## What you will do
Repeat the records word for word, excluding any picture.
--- BEGIN Material for this task ---
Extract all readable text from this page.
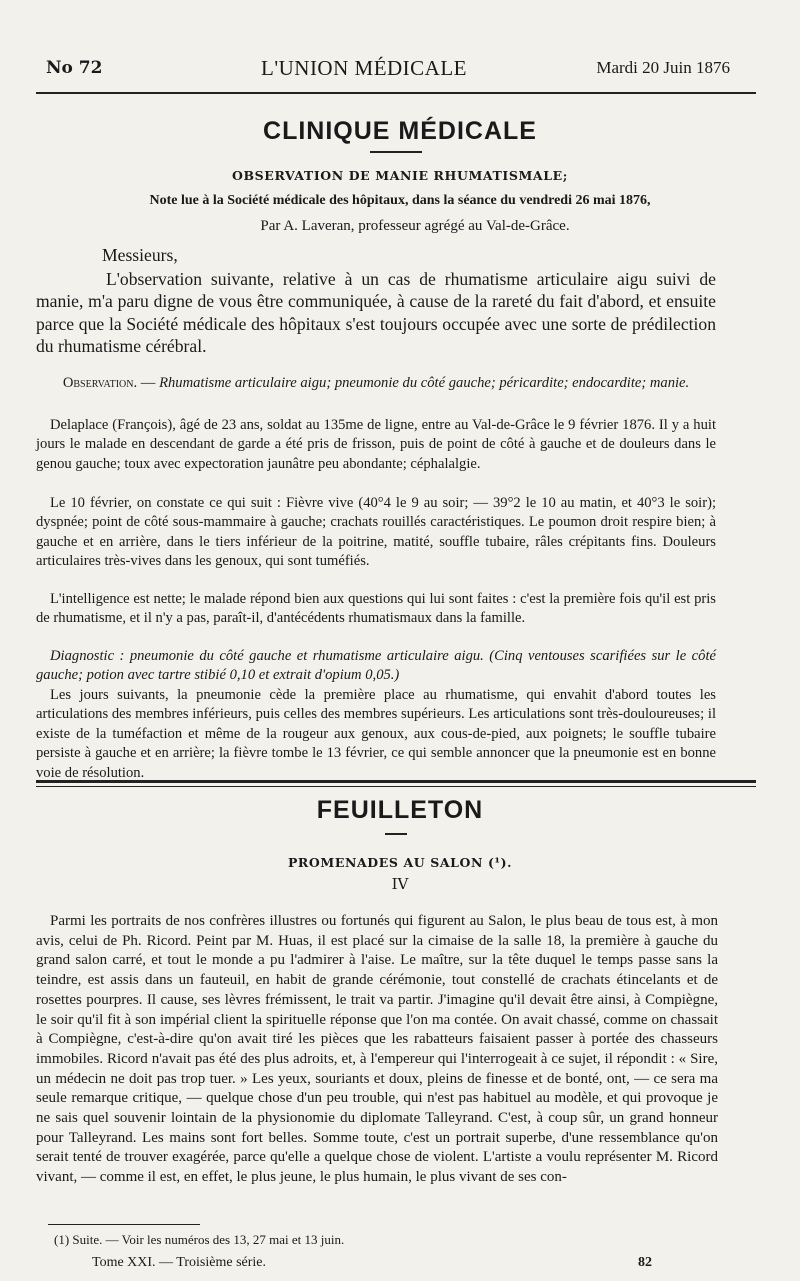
No 72	L'UNION MÉDICALE	Mardi 20 Juin 1876
CLINIQUE MÉDICALE
OBSERVATION DE MANIE RHUMATISMALE;
Note lue à la Société médicale des hôpitaux, dans la séance du vendredi 26 mai 1876,
Par A. Laveran, professeur agrégé au Val-de-Grâce.
Messieurs,
L'observation suivante, relative à un cas de rhumatisme articulaire aigu suivi de manie, m'a paru digne de vous être communiquée, à cause de la rareté du fait d'abord, et ensuite parce que la Société médicale des hôpitaux s'est toujours occupée avec une sorte de prédilection du rhumatisme cérébral.
Observation. — Rhumatisme articulaire aigu; pneumonie du côté gauche; péricardite; endocardite; manie.
Delaplace (François), âgé de 23 ans, soldat au 135me de ligne, entre au Val-de-Grâce le 9 février 1876. Il y a huit jours le malade en descendant de garde a été pris de frisson, puis de point de côté à gauche et de douleurs dans le genou gauche; toux avec expectoration jaunâtre peu abondante; céphalalgie.
Le 10 février, on constate ce qui suit : Fièvre vive (40°4 le 9 au soir; — 39°2 le 10 au matin, et 40°3 le soir); dyspnée; point de côté sous-mammaire à gauche; crachats rouillés caractéristiques. Le poumon droit respire bien; à gauche et en arrière, dans le tiers inférieur de la poitrine, matité, souffle tubaire, râles crépitants fins. Douleurs articulaires très-vives dans les genoux, qui sont tuméfiés.
L'intelligence est nette; le malade répond bien aux questions qui lui sont faites : c'est la première fois qu'il est pris de rhumatisme, et il n'y a pas, paraît-il, d'antécédents rhumatismaux dans la famille.
Diagnostic : pneumonie du côté gauche et rhumatisme articulaire aigu. (Cinq ventouses scarifiées sur le côté gauche; potion avec tartre stibié 0,10 et extrait d'opium 0,05.)
Les jours suivants, la pneumonie cède la première place au rhumatisme, qui envahit d'abord toutes les articulations des membres inférieurs, puis celles des membres supérieurs. Les articulations sont très-douloureuses; il existe de la tuméfaction et même de la rougeur aux genoux, aux cous-de-pied, aux poignets; le souffle tubaire persiste à gauche et en arrière; la fièvre tombe le 13 février, ce qui semble annoncer que la pneumonie est en bonne voie de résolution.
FEUILLETON
PROMENADES AU SALON (¹).
IV
Parmi les portraits de nos confrères illustres ou fortunés qui figurent au Salon, le plus beau de tous est, à mon avis, celui de Ph. Ricord. Peint par M. Huas, il est placé sur la cimaise de la salle 18, la première à gauche du grand salon carré, et tout le monde a pu l'admirer à l'aise. Le maître, sur la tête duquel le temps passe sans la teindre, est assis dans un fauteuil, en habit de grande cérémonie, tout constellé de crachats étincelants et de rosettes pourpres. Il cause, ses lèvres frémissent, le trait va partir. J'imagine qu'il devait être ainsi, à Compiègne, le soir qu'il fit à son impérial client la spirituelle réponse que l'on ma contée. On avait chassé, comme on chassait à Compiègne, c'est-à-dire qu'on avait tiré les pièces que les rabatteurs faisaient passer à portée des chasseurs immobiles. Ricord n'avait pas été des plus adroits, et, à l'empereur qui l'interrogeait à ce sujet, il répondit : « Sire, un médecin ne doit pas trop tuer. » Les yeux, souriants et doux, pleins de finesse et de bonté, ont, — ce sera ma seule remarque critique, — quelque chose d'un peu trouble, qui n'est pas habituel au modèle, et qui provoque je ne sais quel souvenir lointain de la physionomie du diplomate Talleyrand. C'est, à coup sûr, un grand honneur pour Talleyrand. Les mains sont fort belles. Somme toute, c'est un portrait superbe, d'une ressemblance qu'on serait tenté de trouver exagérée, parce qu'elle a quelque chose de violent. L'artiste a voulu représenter M. Ricord vivant, — comme il est, en effet, le plus jeune, le plus humain, le plus vivant de ses con-
(1) Suite. — Voir les numéros des 13, 27 mai et 13 juin.
Tome XXI. — Troisième série.	82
--- END Material for this task ---
## Complete response
Extract all readable text from this page.
No 72	L'UNION MÉDICALE	Mardi 20 Juin 1876
CLINIQUE MÉDICALE
OBSERVATION DE MANIE RHUMATISMALE;
Note lue à la Société médicale des hôpitaux, dans la séance du vendredi 26 mai 1876,
Par A. Laveran, professeur agrégé au Val-de-Grâce.
Messieurs,
L'observation suivante, relative à un cas de rhumatisme articulaire aigu suivi de manie, m'a paru digne de vous être communiquée, à cause de la rareté du fait d'abord, et ensuite parce que la Société médicale des hôpitaux s'est toujours occupée avec une sorte de prédilection du rhumatisme cérébral.
Observation. — Rhumatisme articulaire aigu; pneumonie du côté gauche; péricardite; endocardite; manie.
Delaplace (François), âgé de 23 ans, soldat au 135me de ligne, entre au Val-de-Grâce le 9 février 1876. Il y a huit jours le malade en descendant de garde a été pris de frisson, puis de point de côté à gauche et de douleurs dans le genou gauche; toux avec expectoration jaunâtre peu abondante; céphalalgie.
Le 10 février, on constate ce qui suit : Fièvre vive (40°4 le 9 au soir; — 39°2 le 10 au matin, et 40°3 le soir); dyspnée; point de côté sous-mammaire à gauche; crachats rouillés caractéristiques. Le poumon droit respire bien; à gauche et en arrière, dans le tiers inférieur de la poitrine, matité, souffle tubaire, râles crépitants fins. Douleurs articulaires très-vives dans les genoux, qui sont tuméfiés.
L'intelligence est nette; le malade répond bien aux questions qui lui sont faites : c'est la première fois qu'il est pris de rhumatisme, et il n'y a pas, paraît-il, d'antécédents rhumatismaux dans la famille.
Diagnostic : pneumonie du côté gauche et rhumatisme articulaire aigu. (Cinq ventouses scarifiées sur le côté gauche; potion avec tartre stibié 0,10 et extrait d'opium 0,05.)
Les jours suivants, la pneumonie cède la première place au rhumatisme, qui envahit d'abord toutes les articulations des membres inférieurs, puis celles des membres supérieurs. Les articulations sont très-douloureuses; il existe de la tuméfaction et même de la rougeur aux genoux, aux cous-de-pied, aux poignets; le souffle tubaire persiste à gauche et en arrière; la fièvre tombe le 13 février, ce qui semble annoncer que la pneumonie est en bonne voie de résolution.
FEUILLETON
PROMENADES AU SALON (¹).
IV
Parmi les portraits de nos confrères illustres ou fortunés qui figurent au Salon, le plus beau de tous est, à mon avis, celui de Ph. Ricord. Peint par M. Huas, il est placé sur la cimaise de la salle 18, la première à gauche du grand salon carré, et tout le monde a pu l'admirer à l'aise. Le maître, sur la tête duquel le temps passe sans la teindre, est assis dans un fauteuil, en habit de grande cérémonie, tout constellé de crachats étincelants et de rosettes pourpres. Il cause, ses lèvres frémissent, le trait va partir. J'imagine qu'il devait être ainsi, à Compiègne, le soir qu'il fit à son impérial client la spirituelle réponse que l'on ma contée. On avait chassé, comme on chassait à Compiègne, c'est-à-dire qu'on avait tiré les pièces que les rabatteurs faisaient passer à portée des chasseurs immobiles. Ricord n'avait pas été des plus adroits, et, à l'empereur qui l'interrogeait à ce sujet, il répondit : « Sire, un médecin ne doit pas trop tuer. » Les yeux, souriants et doux, pleins de finesse et de bonté, ont, — ce sera ma seule remarque critique, — quelque chose d'un peu trouble, qui n'est pas habituel au modèle, et qui provoque je ne sais quel souvenir lointain de la physionomie du diplomate Talleyrand. C'est, à coup sûr, un grand honneur pour Talleyrand. Les mains sont fort belles. Somme toute, c'est un portrait superbe, d'une ressemblance qu'on serait tenté de trouver exagérée, parce qu'elle a quelque chose de violent. L'artiste a voulu représenter M. Ricord vivant, — comme il est, en effet, le plus jeune, le plus humain, le plus vivant de ses con-
(1) Suite. — Voir les numéros des 13, 27 mai et 13 juin.
Tome XXI. — Troisième série.	82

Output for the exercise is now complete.